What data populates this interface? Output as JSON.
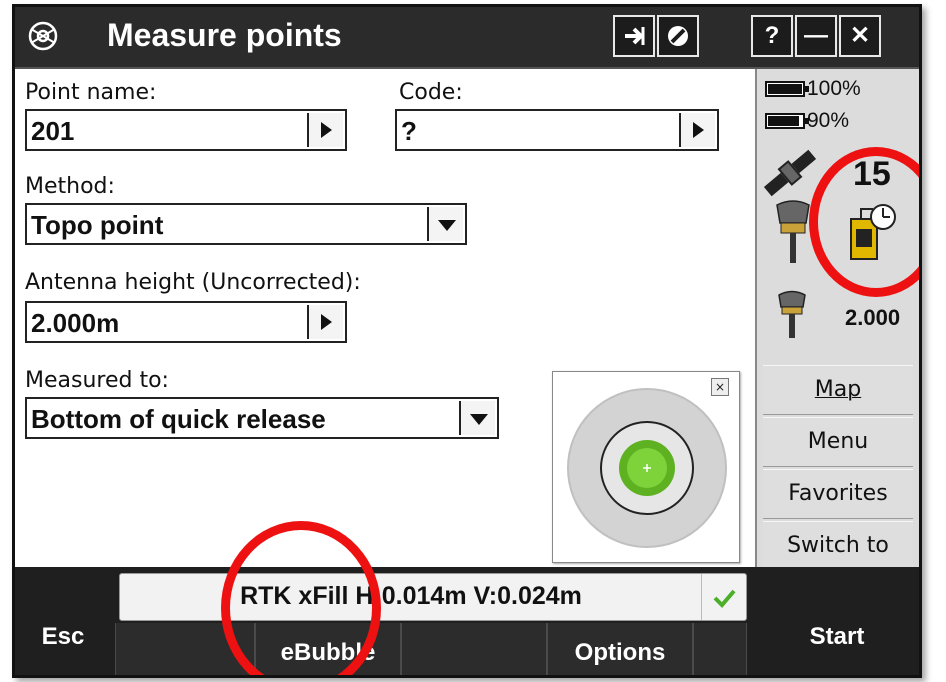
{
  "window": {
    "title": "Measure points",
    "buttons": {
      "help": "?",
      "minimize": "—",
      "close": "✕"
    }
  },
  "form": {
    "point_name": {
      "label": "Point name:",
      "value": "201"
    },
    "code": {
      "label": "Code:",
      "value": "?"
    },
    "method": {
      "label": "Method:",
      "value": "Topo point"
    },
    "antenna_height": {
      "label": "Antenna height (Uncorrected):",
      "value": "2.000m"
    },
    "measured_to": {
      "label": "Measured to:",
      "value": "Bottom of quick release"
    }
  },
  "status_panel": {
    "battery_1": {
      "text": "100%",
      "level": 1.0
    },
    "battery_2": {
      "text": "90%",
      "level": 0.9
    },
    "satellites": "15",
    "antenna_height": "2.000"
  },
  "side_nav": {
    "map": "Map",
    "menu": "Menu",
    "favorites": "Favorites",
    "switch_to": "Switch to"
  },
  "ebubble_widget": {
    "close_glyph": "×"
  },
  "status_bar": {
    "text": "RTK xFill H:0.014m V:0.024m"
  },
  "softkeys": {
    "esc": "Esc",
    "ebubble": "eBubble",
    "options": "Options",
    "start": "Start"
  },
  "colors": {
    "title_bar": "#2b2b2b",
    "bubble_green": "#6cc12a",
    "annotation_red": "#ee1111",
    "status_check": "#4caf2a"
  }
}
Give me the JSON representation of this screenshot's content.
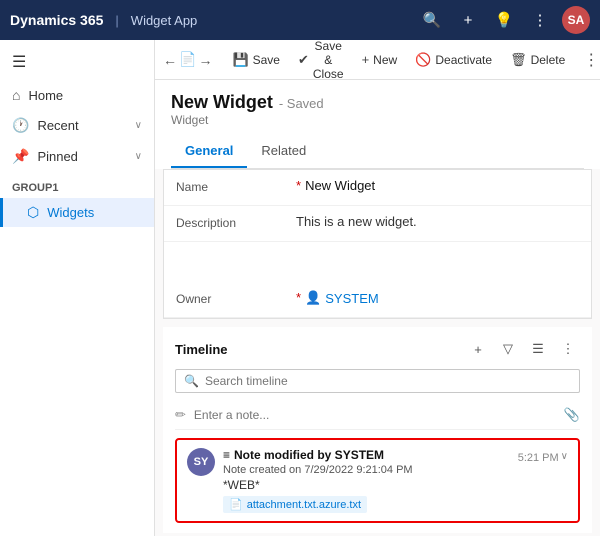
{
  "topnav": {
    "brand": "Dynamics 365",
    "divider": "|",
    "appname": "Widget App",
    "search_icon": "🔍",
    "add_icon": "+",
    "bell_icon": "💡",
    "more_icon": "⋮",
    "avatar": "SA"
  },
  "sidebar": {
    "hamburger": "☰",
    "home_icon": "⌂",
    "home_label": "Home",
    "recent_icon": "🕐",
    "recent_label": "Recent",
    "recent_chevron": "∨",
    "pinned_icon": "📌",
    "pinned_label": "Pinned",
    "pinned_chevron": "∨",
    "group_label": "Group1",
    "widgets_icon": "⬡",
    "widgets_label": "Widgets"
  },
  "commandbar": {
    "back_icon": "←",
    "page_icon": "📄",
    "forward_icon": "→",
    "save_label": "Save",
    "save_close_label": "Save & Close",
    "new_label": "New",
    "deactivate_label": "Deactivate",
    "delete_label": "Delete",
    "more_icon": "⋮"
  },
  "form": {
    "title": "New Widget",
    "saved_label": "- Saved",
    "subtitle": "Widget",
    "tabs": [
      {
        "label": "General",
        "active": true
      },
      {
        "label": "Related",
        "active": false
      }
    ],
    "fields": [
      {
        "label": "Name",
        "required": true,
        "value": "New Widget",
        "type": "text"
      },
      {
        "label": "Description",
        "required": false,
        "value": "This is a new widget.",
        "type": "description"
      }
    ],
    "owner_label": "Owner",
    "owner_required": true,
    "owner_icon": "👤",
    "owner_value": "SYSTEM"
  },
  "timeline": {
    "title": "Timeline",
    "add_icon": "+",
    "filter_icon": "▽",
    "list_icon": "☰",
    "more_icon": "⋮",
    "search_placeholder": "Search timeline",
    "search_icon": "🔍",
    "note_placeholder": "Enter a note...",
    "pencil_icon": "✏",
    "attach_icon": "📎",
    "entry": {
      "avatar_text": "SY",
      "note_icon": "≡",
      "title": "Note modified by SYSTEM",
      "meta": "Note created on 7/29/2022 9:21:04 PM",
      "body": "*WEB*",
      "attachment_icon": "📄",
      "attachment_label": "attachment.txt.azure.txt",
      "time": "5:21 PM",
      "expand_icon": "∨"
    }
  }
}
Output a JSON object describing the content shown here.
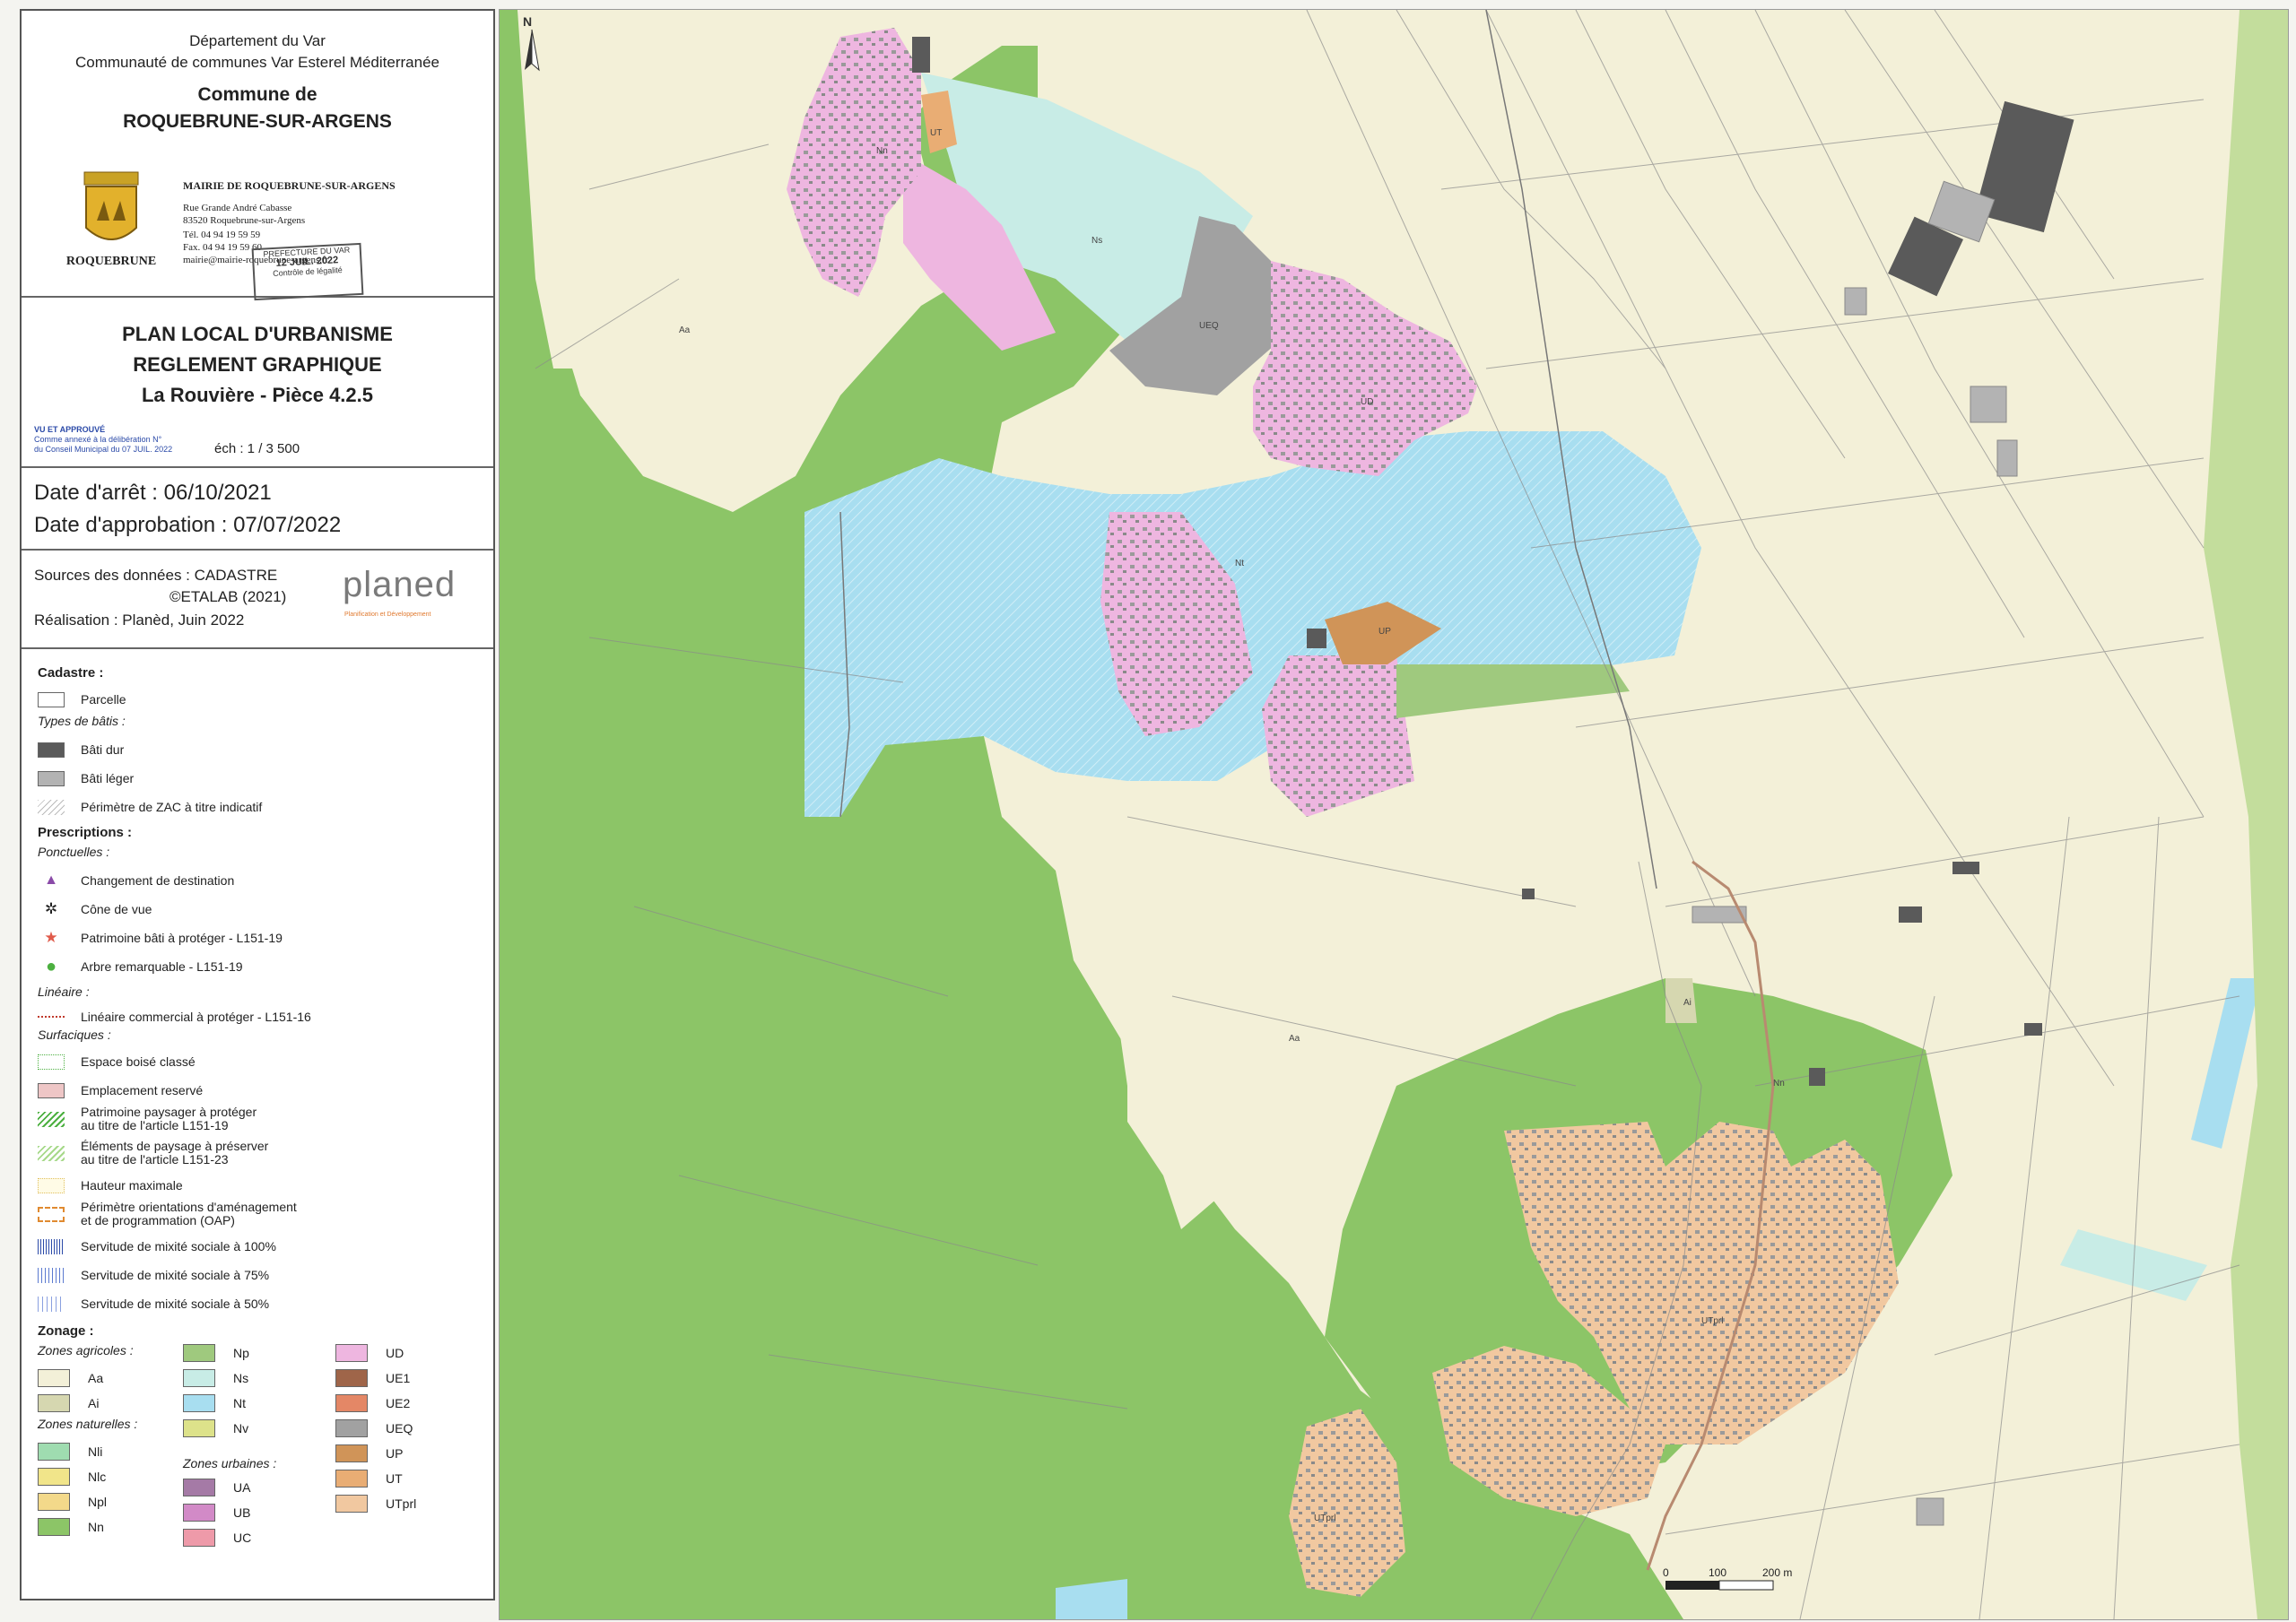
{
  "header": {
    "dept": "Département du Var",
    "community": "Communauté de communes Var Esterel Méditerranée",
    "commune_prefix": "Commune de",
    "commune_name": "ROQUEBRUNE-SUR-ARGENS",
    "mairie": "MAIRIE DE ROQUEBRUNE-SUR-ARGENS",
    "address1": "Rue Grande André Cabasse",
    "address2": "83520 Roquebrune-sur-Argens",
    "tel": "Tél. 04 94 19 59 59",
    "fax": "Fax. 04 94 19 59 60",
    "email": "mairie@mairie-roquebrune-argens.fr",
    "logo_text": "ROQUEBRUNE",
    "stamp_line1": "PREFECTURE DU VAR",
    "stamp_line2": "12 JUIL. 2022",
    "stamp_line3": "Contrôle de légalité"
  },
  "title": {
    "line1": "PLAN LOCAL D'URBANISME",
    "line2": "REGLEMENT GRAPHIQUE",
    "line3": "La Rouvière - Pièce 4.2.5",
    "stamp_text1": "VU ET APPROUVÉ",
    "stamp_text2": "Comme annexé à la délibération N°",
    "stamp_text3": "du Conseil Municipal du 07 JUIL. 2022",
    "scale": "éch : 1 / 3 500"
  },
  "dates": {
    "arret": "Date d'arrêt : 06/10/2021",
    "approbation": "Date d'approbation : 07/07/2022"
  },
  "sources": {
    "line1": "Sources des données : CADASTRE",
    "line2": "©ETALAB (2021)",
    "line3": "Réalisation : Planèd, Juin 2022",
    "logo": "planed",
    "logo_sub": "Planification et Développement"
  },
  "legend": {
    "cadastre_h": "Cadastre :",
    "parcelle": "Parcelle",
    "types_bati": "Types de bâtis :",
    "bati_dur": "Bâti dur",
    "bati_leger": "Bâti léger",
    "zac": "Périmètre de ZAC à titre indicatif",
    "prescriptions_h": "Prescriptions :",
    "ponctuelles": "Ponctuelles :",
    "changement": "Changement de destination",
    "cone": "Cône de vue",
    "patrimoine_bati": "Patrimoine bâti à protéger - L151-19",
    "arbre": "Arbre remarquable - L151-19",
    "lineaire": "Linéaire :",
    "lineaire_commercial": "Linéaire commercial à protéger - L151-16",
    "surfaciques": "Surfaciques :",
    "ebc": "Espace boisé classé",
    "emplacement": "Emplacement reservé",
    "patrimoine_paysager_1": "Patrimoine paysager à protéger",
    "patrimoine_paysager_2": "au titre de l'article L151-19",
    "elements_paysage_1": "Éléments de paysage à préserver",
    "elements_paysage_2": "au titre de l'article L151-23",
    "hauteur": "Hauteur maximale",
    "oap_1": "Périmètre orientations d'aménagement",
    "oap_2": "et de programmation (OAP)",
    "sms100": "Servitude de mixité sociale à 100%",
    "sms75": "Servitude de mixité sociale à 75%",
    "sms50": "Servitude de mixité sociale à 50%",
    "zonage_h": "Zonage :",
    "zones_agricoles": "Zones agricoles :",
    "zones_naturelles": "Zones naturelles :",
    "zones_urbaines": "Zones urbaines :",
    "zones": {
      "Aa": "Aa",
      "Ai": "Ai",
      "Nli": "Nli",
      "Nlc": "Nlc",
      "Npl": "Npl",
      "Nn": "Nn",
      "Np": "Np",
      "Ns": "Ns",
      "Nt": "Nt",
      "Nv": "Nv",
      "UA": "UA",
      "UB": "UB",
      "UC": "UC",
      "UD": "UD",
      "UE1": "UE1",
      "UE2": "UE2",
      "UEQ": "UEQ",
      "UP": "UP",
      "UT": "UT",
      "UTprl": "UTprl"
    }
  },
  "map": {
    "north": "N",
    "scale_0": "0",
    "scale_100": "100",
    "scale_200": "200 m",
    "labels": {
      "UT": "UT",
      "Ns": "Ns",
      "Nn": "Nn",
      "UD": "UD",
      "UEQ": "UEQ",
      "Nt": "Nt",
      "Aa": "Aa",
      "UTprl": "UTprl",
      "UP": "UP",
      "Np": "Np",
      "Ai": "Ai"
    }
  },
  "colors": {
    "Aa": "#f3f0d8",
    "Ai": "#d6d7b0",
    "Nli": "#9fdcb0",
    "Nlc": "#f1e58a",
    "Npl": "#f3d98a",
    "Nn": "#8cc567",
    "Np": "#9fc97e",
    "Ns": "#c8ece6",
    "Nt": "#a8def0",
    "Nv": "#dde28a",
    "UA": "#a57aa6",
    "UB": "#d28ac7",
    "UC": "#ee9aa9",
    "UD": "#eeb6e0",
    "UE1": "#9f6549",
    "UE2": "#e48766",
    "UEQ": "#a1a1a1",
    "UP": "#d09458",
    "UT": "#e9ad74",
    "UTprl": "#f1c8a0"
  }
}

════════════════

* What is expected
Collect the lines that hold "JSON".

* Response
What data populates this interface? Output as JSON.
Give me the JSON representation of this screenshot's content.
Output a JSON object describing the content shown here.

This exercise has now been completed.